Pull each line holding "与图象不符" out of the entries below.

**DATA SHOWN**.
[Start]
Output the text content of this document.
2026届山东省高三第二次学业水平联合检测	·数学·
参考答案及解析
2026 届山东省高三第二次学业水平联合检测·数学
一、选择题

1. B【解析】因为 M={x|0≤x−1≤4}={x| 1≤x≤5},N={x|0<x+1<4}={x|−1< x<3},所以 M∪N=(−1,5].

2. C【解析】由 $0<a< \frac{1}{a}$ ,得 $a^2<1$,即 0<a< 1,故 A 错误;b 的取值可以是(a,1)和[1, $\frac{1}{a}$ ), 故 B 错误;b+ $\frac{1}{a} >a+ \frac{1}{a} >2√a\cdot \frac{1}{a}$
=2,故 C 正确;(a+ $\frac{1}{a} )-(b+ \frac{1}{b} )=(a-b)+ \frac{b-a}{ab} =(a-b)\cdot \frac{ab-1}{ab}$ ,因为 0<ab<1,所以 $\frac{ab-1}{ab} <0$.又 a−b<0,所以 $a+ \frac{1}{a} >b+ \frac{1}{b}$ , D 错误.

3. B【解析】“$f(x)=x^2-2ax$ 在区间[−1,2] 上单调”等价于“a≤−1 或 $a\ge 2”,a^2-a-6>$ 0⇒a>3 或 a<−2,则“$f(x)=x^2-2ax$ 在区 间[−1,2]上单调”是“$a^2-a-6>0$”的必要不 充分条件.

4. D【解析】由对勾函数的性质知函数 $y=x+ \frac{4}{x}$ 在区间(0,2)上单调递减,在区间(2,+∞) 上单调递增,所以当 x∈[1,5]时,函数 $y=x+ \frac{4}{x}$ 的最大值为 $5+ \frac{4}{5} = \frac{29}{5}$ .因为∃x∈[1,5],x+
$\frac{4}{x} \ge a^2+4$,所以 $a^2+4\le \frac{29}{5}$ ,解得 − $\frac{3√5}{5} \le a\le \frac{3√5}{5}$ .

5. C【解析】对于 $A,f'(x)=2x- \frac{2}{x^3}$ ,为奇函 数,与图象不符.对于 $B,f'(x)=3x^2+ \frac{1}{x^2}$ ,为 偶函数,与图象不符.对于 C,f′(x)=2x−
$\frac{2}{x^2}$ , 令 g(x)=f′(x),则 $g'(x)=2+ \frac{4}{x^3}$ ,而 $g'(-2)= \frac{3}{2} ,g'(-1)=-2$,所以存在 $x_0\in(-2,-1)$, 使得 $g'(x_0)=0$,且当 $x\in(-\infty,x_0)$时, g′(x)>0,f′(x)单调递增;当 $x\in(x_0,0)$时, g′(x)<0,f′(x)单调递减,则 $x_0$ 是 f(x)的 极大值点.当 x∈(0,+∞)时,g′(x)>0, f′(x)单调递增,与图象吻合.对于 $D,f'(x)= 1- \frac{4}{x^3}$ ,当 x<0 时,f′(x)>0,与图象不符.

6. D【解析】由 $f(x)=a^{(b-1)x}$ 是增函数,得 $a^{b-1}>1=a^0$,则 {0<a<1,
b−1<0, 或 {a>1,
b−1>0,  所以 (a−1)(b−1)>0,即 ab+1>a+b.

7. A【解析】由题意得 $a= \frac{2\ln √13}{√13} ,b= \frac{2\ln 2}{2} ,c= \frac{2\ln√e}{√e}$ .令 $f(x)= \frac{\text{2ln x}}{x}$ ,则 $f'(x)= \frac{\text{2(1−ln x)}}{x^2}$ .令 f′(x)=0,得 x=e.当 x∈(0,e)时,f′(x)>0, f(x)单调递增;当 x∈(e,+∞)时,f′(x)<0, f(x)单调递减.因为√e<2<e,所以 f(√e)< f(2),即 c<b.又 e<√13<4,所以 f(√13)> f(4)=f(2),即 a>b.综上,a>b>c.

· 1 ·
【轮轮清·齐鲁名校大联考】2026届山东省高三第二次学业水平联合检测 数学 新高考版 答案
[End]
**WRITTEN RESPONSE**.
5. C【解析】对于 $A,f'(x)=2x- \frac{2}{x^3}$ ,为奇函 数,与图象不符.对于 $B,f'(x)=3x^2+ \frac{1}{x^2}$ ,为 偶函数,与图象不符.对于 C,f′(x)=2x−
$\frac{2}{x^2}$ , 令 g(x)=f′(x),则 $g'(x)=2+ \frac{4}{x^3}$ ,而 $g'(-2)= \frac{3}{2} ,g'(-1)=-2$,所以存在 $x_0\in(-2,-1)$, 使得 $g'(x_0)=0$,且当 $x\in(-\infty,x_0)$时, g′(x)>0,f′(x)单调递增;当 $x\in(x_0,0)$时, g′(x)<0,f′(x)单调递减,则 $x_0$ 是 f(x)的 极大值点.当 x∈(0,+∞)时,g′(x)>0, f′(x)单调递增,与图象吻合.对于 $D,f'(x)= 1- \frac{4}{x^3}$ ,当 x<0 时,f′(x)>0,与图象不符.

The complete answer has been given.